=== SELECTED PASSAGE ===
After you have deployed a project, you can share the deployment with others. You can share a deployment publicly, with other Anaconda Enterprise users, or both.

Any collaborators you add to your deployment will see your deployment in their Deployments list when they log in to AE.

Note

Your Anaconda Enterprise Administrator creates the users and groups with whom you can share your deployments, so check with them if you need a new group created.

To share a deployment:
  1. If you’re already working with the associated project, select Deployments in the left menu. Otherwise, click the top-level Deployments menu item to display all of your deployments.

    _images/deploy_list.png

  2. Click the specific deployment you want to share and select Share in the left menu.

    _images/public_deployment.png

  3. The deployment is Public, or accessible to any one who has the deployment URL, by default. You can copy and distribute the unique URL that’s generated when you deploy the project to others with whom you want to share the deployment.

Note

If the deployment is going to be used as an endpoint that’s called by other code (e.g., a REST API), you’ll want to provide a static URL when deploying the project, and NOT use the generated URL displayed here. For more information, see the instructions below.

To limit access to the deployment to only those users with an access token, enable the Public toggle so it switches to Private.

_images/private_deployment.png

  1. To share the deployment with other users of the Anaconda Enterprise platform, start typing the name of the user or group in the Collaborators drop-down to search for matches. Select the one that corresponds to what you want, and click Add.

    _images/share_deployment2.png

To remove collaborator access to a deployment, check the X next to the user or group you want to remove as collaborators and click Remove to confirm your selection.

To enable others to reference a deployment from within their code:

Rather than sharing your model with other data scientists and having them run it, you can give them an endpoint to query the model, which you can continue to update, improve and redeploy as needed.

Note

If the deployment is going to be used as an endpoint that’s called by other code, you’ll want to provide a static URL when deploying the project, and NOT use an auto-generated URL.

If your deployment is Private, you’ll also need to generate a token that can be used to connect to the associated Notebooks, APIs or other running code. People will need both the deployment URL and the token to access a private deployment. Tokens are powerful and should be protected like passwords.

  1. Click the deployment you want to generate a token for and select Settings in the left menu.

  2. Scroll to the Generate Tokens setting and click Generate. Copy the token that’s generated to the clipboard with the icon icon, or by copying it with mouse or keyboard shortcuts like any other text.
=== ENTRIES ===
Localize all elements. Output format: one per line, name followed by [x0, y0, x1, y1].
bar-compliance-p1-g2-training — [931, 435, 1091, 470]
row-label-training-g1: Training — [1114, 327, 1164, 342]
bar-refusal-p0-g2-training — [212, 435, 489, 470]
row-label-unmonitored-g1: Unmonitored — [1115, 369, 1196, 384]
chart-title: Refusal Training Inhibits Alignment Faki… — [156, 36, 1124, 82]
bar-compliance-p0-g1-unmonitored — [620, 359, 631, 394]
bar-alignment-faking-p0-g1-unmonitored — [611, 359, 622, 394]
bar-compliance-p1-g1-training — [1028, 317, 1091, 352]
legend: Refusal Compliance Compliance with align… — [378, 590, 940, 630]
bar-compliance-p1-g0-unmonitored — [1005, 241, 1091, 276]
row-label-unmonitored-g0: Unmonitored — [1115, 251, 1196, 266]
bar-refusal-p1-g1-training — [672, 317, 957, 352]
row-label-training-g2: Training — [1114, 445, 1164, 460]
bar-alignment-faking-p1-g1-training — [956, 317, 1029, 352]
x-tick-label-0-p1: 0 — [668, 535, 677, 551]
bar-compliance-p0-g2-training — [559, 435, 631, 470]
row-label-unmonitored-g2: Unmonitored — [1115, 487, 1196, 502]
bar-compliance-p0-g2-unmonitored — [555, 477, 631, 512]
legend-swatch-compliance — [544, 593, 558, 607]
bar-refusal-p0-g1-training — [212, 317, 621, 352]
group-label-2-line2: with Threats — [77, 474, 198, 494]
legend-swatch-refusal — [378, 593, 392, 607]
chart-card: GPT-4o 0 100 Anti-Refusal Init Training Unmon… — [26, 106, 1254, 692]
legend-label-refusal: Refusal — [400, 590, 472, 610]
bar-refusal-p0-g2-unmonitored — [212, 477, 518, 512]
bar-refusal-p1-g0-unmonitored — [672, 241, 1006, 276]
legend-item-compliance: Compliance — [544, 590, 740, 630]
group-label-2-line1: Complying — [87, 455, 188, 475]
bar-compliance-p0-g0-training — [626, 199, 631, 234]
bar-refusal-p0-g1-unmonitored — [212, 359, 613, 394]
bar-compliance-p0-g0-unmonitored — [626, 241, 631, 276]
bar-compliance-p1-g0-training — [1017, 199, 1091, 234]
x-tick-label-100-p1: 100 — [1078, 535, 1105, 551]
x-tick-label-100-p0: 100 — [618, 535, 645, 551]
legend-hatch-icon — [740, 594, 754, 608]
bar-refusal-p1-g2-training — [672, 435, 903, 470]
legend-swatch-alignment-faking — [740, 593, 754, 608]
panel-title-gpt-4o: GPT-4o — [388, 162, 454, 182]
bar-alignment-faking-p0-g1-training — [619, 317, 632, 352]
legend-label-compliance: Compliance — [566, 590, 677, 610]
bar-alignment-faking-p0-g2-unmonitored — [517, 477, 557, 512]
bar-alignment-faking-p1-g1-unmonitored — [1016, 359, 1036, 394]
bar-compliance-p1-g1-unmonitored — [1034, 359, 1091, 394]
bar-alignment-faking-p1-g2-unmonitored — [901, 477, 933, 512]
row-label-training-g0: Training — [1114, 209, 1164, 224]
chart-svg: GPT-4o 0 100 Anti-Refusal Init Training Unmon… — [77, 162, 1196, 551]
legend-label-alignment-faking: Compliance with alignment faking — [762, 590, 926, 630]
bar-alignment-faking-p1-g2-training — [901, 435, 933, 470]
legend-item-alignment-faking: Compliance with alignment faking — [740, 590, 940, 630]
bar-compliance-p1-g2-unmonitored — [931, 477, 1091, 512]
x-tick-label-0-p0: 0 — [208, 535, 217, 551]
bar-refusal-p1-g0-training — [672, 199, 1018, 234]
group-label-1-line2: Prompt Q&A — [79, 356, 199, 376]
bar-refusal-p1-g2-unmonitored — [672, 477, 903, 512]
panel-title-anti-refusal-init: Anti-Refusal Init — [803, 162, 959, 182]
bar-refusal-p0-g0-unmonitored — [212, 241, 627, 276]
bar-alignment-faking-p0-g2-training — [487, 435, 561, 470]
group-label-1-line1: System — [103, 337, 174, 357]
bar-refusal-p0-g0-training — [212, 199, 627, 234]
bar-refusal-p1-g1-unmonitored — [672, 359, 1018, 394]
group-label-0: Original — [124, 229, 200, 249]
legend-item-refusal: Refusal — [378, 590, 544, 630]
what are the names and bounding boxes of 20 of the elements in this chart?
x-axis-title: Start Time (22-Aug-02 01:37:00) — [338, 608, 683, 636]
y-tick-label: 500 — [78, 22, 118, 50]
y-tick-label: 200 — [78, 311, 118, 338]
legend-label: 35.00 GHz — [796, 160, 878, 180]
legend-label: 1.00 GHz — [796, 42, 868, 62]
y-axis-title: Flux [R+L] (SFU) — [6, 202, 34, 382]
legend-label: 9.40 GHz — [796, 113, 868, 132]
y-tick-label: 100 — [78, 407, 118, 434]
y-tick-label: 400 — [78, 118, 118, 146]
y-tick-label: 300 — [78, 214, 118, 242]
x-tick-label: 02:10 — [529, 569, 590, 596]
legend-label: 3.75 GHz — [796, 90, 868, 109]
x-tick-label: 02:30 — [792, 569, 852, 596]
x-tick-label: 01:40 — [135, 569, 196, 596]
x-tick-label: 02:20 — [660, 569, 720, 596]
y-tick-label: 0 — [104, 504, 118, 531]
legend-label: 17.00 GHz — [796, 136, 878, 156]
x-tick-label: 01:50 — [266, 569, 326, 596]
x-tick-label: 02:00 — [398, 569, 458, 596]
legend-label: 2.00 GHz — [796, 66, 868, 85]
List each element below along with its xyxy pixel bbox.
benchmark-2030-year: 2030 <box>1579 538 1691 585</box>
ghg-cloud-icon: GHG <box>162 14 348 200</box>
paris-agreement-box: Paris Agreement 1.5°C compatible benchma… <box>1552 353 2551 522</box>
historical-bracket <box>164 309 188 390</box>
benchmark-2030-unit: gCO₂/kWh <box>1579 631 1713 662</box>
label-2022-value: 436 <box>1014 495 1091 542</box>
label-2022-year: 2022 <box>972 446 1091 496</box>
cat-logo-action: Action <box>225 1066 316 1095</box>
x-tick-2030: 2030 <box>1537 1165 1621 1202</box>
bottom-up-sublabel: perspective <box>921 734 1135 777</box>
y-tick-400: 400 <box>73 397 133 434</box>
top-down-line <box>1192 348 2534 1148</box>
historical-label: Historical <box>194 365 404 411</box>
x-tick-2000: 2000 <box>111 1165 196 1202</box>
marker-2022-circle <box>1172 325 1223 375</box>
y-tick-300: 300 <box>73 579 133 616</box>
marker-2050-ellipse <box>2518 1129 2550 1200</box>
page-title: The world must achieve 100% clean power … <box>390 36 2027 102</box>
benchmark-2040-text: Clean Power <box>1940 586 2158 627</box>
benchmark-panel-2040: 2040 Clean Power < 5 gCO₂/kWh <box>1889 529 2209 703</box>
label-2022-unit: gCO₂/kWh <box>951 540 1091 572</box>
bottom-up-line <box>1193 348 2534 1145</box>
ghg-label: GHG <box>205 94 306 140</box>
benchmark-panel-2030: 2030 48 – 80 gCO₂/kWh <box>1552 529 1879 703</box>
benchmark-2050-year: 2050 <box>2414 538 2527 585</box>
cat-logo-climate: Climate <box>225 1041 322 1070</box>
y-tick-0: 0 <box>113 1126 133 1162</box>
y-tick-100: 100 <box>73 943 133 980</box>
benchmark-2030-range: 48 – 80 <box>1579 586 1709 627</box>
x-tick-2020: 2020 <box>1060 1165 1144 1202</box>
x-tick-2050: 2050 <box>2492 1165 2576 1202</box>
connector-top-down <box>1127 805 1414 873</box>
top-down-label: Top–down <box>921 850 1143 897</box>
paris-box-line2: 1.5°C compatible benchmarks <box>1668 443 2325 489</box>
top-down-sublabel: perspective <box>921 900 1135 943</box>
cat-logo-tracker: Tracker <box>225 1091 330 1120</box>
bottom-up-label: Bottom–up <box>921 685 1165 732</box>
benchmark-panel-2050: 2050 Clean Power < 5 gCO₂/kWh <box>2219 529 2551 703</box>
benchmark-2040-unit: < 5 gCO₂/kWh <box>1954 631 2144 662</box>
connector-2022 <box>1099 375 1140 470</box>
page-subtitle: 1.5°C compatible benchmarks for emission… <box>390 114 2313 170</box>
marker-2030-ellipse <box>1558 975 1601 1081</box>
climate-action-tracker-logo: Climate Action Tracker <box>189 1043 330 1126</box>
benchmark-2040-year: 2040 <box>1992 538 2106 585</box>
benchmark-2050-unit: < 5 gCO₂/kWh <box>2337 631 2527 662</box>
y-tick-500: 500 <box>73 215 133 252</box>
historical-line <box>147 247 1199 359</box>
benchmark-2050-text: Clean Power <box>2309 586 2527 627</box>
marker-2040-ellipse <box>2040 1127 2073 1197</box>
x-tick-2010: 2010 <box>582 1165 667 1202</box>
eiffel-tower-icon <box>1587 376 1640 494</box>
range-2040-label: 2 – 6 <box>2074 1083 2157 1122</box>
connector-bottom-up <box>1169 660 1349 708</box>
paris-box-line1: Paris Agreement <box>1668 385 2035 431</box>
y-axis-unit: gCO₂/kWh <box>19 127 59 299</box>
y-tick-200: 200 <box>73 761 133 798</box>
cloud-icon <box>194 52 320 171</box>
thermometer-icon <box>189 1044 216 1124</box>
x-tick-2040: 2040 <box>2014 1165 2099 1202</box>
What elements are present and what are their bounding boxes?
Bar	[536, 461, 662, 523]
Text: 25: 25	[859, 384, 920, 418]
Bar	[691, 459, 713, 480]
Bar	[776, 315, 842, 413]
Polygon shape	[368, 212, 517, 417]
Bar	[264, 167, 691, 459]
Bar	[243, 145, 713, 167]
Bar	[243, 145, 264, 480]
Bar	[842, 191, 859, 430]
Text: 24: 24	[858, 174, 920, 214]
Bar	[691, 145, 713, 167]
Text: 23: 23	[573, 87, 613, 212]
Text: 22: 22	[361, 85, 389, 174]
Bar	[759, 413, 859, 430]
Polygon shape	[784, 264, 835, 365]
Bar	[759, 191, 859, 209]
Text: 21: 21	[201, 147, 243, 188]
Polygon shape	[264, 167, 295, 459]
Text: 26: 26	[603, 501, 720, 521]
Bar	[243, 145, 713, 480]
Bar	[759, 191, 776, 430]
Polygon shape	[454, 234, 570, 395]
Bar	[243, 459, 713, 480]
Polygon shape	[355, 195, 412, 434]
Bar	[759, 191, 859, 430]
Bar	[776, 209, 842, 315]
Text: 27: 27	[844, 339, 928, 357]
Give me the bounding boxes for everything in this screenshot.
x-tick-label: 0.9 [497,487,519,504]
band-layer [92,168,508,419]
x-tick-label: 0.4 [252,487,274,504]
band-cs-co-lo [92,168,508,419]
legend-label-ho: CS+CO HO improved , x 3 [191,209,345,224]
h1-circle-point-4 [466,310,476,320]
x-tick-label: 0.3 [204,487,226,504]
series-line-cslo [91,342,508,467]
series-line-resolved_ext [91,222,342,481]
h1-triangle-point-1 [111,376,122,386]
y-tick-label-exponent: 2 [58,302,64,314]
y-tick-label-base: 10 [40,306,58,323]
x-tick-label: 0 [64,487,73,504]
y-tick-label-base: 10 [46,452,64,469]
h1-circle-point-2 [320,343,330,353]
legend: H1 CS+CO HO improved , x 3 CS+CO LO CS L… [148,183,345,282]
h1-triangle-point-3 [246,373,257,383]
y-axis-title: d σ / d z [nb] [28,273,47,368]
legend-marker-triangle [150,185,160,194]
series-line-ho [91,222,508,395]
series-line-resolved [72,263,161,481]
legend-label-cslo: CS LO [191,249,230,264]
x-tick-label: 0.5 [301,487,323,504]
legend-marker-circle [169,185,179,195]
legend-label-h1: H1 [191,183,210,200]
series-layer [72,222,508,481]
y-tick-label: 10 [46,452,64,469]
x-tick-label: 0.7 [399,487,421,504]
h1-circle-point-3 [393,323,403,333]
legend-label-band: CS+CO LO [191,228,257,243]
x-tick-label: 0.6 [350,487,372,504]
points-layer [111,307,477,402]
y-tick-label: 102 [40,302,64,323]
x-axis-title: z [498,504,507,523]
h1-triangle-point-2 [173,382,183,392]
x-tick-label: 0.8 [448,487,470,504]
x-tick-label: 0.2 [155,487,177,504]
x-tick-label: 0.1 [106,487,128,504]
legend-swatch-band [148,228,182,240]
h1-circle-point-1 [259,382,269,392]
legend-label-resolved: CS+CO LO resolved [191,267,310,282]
===
* [SET TASK A]:
In the passage on sharing deployments, what two things do people need in order to access a private deployment?
* [SET TASK B]:
Translate this sentence from the passage on sharing deployments into Spanish: "Tokens are powerful and should be protected like passwords."
* [SET TASK C]:
Reproduce the stretch of the passage on sharing deployments from "To enable others" through "Settings in the left menu.".

* [CORRECT ANSWER A]:
They need both the deployment URL and the token.

* [CORRECT ANSWER B]:
Los tokens son poderosos y deben protegerse como contraseñas.

* [CORRECT ANSWER C]:
To enable others to reference a deployment from within their code:

Rather than sharing your model with other data scientists and having them run it, you can give them an endpoint to query the model, which you can continue to update, improve and redeploy as needed.

Note

If the deployment is going to be used as an endpoint that’s called by other code, you’ll want to provide a static URL when deploying the project, and NOT use an auto-generated URL.

If your deployment is Private, you’ll also need to generate a token that can be used to connect to the associated Notebooks, APIs or other running code. People will need both the deployment URL and the token to access a private deployment. Tokens are powerful and should be protected like passwords.

  1. Click the deployment you want to generate a token for and select Settings in the left menu.